→ **DIRECTION**: The records are to be restated in their entirety, word for word.

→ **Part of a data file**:

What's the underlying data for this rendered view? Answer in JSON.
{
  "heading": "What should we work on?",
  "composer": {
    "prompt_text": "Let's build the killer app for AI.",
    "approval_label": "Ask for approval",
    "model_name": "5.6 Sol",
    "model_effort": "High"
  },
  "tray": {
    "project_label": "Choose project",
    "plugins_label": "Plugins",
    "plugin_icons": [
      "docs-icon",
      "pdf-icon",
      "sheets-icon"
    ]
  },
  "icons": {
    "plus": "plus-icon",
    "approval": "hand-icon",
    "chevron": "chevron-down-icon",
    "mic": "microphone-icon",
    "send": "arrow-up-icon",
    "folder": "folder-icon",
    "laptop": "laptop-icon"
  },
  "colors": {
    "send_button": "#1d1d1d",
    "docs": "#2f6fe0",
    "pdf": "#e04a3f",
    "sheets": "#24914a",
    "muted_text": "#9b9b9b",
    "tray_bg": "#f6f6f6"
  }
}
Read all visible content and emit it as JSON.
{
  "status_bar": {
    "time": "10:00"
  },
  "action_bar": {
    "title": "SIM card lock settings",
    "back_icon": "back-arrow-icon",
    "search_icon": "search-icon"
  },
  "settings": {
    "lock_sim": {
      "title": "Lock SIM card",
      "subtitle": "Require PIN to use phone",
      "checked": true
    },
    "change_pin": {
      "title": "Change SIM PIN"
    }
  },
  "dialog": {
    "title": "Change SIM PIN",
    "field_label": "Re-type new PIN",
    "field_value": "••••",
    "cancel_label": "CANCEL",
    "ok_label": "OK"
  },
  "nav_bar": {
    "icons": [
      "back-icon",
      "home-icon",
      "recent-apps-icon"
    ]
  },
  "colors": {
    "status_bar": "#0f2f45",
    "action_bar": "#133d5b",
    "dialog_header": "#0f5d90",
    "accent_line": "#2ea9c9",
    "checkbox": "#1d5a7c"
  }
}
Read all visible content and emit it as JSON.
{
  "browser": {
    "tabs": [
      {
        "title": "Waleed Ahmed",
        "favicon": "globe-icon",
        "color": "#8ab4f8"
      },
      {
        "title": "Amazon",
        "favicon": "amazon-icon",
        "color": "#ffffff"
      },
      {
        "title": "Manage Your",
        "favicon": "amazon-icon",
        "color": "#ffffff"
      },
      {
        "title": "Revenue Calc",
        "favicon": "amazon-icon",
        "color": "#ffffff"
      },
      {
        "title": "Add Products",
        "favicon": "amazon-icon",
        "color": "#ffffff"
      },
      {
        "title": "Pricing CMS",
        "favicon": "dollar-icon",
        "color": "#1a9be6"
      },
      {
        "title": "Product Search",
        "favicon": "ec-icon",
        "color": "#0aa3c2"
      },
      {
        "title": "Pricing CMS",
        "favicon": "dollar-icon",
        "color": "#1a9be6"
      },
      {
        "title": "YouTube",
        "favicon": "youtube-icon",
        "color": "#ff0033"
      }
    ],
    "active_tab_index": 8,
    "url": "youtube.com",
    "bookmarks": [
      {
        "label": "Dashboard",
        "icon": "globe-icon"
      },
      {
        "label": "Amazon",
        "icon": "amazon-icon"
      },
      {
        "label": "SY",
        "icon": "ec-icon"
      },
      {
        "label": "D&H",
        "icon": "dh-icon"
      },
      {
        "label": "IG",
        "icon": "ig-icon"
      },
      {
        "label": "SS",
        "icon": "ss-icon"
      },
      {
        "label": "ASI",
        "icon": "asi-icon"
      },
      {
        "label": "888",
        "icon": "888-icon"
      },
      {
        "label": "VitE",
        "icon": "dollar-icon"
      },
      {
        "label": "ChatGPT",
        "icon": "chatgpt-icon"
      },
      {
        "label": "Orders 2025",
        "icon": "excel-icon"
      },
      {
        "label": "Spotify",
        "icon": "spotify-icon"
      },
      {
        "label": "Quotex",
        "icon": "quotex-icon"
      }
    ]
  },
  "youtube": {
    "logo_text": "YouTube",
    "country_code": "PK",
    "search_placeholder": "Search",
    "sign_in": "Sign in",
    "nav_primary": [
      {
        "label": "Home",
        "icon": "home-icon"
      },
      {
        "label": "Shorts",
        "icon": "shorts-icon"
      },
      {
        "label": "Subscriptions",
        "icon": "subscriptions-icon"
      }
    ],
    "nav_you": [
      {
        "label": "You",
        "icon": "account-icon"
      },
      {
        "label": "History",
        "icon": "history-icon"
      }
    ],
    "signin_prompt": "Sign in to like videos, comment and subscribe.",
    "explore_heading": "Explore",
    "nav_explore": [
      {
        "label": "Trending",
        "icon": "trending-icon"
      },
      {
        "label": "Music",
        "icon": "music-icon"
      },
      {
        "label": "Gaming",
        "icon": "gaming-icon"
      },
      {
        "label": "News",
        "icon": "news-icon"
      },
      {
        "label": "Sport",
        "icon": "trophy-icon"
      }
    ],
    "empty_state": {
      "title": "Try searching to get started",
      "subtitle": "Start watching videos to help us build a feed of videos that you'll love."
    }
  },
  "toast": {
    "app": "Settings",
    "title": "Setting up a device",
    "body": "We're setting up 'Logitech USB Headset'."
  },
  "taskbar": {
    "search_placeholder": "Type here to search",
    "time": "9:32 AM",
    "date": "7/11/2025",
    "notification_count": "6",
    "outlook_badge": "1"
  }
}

→ **ANSWER TO THE EXERCISE**:
What's the underlying data for this rendered view? Answer in JSON.
{
  "heading": "What should we work on?",
  "composer": {
    "prompt_text": "Let's build the killer app for AI.",
    "approval_label": "Ask for approval",
    "model_name": "5.6 Sol",
    "model_effort": "High"
  },
  "tray": {
    "project_label": "Choose project",
    "plugins_label": "Plugins",
    "plugin_icons": [
      "docs-icon",
      "pdf-icon",
      "sheets-icon"
    ]
  },
  "icons": {
    "plus": "plus-icon",
    "approval": "hand-icon",
    "chevron": "chevron-down-icon",
    "mic": "microphone-icon",
    "send": "arrow-up-icon",
    "folder": "folder-icon",
    "laptop": "laptop-icon"
  },
  "colors": {
    "send_button": "#1d1d1d",
    "docs": "#2f6fe0",
    "pdf": "#e04a3f",
    "sheets": "#24914a",
    "muted_text": "#9b9b9b",
    "tray_bg": "#f6f6f6"
  }
}
Read all visible content and emit it as JSON.
{
  "status_bar": {
    "time": "10:00"
  },
  "action_bar": {
    "title": "SIM card lock settings",
    "back_icon": "back-arrow-icon",
    "search_icon": "search-icon"
  },
  "settings": {
    "lock_sim": {
      "title": "Lock SIM card",
      "subtitle": "Require PIN to use phone",
      "checked": true
    },
    "change_pin": {
      "title": "Change SIM PIN"
    }
  },
  "dialog": {
    "title": "Change SIM PIN",
    "field_label": "Re-type new PIN",
    "field_value": "••••",
    "cancel_label": "CANCEL",
    "ok_label": "OK"
  },
  "nav_bar": {
    "icons": [
      "back-icon",
      "home-icon",
      "recent-apps-icon"
    ]
  },
  "colors": {
    "status_bar": "#0f2f45",
    "action_bar": "#133d5b",
    "dialog_header": "#0f5d90",
    "accent_line": "#2ea9c9",
    "checkbox": "#1d5a7c"
  }
}
Read all visible content and emit it as JSON.
{
  "browser": {
    "tabs": [
      {
        "title": "Waleed Ahmed",
        "favicon": "globe-icon",
        "color": "#8ab4f8"
      },
      {
        "title": "Amazon",
        "favicon": "amazon-icon",
        "color": "#ffffff"
      },
      {
        "title": "Manage Your",
        "favicon": "amazon-icon",
        "color": "#ffffff"
      },
      {
        "title": "Revenue Calc",
        "favicon": "amazon-icon",
        "color": "#ffffff"
      },
      {
        "title": "Add Products",
        "favicon": "amazon-icon",
        "color": "#ffffff"
      },
      {
        "title": "Pricing CMS",
        "favicon": "dollar-icon",
        "color": "#1a9be6"
      },
      {
        "title": "Product Search",
        "favicon": "ec-icon",
        "color": "#0aa3c2"
      },
      {
        "title": "Pricing CMS",
        "favicon": "dollar-icon",
        "color": "#1a9be6"
      },
      {
        "title": "YouTube",
        "favicon": "youtube-icon",
        "color": "#ff0033"
      }
    ],
    "active_tab_index": 8,
    "url": "youtube.com",
    "bookmarks": [
      {
        "label": "Dashboard",
        "icon": "globe-icon"
      },
      {
        "label": "Amazon",
        "icon": "amazon-icon"
      },
      {
        "label": "SY",
        "icon": "ec-icon"
      },
      {
        "label": "D&H",
        "icon": "dh-icon"
      },
      {
        "label": "IG",
        "icon": "ig-icon"
      },
      {
        "label": "SS",
        "icon": "ss-icon"
      },
      {
        "label": "ASI",
        "icon": "asi-icon"
      },
      {
        "label": "888",
        "icon": "888-icon"
      },
      {
        "label": "VitE",
        "icon": "dollar-icon"
      },
      {
        "label": "ChatGPT",
        "icon": "chatgpt-icon"
      },
      {
        "label": "Orders 2025",
        "icon": "excel-icon"
      },
      {
        "label": "Spotify",
        "icon": "spotify-icon"
      },
      {
        "label": "Quotex",
        "icon": "quotex-icon"
      }
    ]
  },
  "youtube": {
    "logo_text": "YouTube",
    "country_code": "PK",
    "search_placeholder": "Search",
    "sign_in": "Sign in",
    "nav_primary": [
      {
        "label": "Home",
        "icon": "home-icon"
      },
      {
        "label": "Shorts",
        "icon": "shorts-icon"
      },
      {
        "label": "Subscriptions",
        "icon": "subscriptions-icon"
      }
    ],
    "nav_you": [
      {
        "label": "You",
        "icon": "account-icon"
      },
      {
        "label": "History",
        "icon": "history-icon"
      }
    ],
    "signin_prompt": "Sign in to like videos, comment and subscribe.",
    "explore_heading": "Explore",
    "nav_explore": [
      {
        "label": "Trending",
        "icon": "trending-icon"
      },
      {
        "label": "Music",
        "icon": "music-icon"
      },
      {
        "label": "Gaming",
        "icon": "gaming-icon"
      },
      {
        "label": "News",
        "icon": "news-icon"
      },
      {
        "label": "Sport",
        "icon": "trophy-icon"
      }
    ],
    "empty_state": {
      "title": "Try searching to get started",
      "subtitle": "Start watching videos to help us build a feed of videos that you'll love."
    }
  },
  "toast": {
    "app": "Settings",
    "title": "Setting up a device",
    "body": "We're setting up 'Logitech USB Headset'."
  },
  "taskbar": {
    "search_placeholder": "Type here to search",
    "time": "9:32 AM",
    "date": "7/11/2025",
    "notification_count": "6",
    "outlook_badge": "1"
  }
}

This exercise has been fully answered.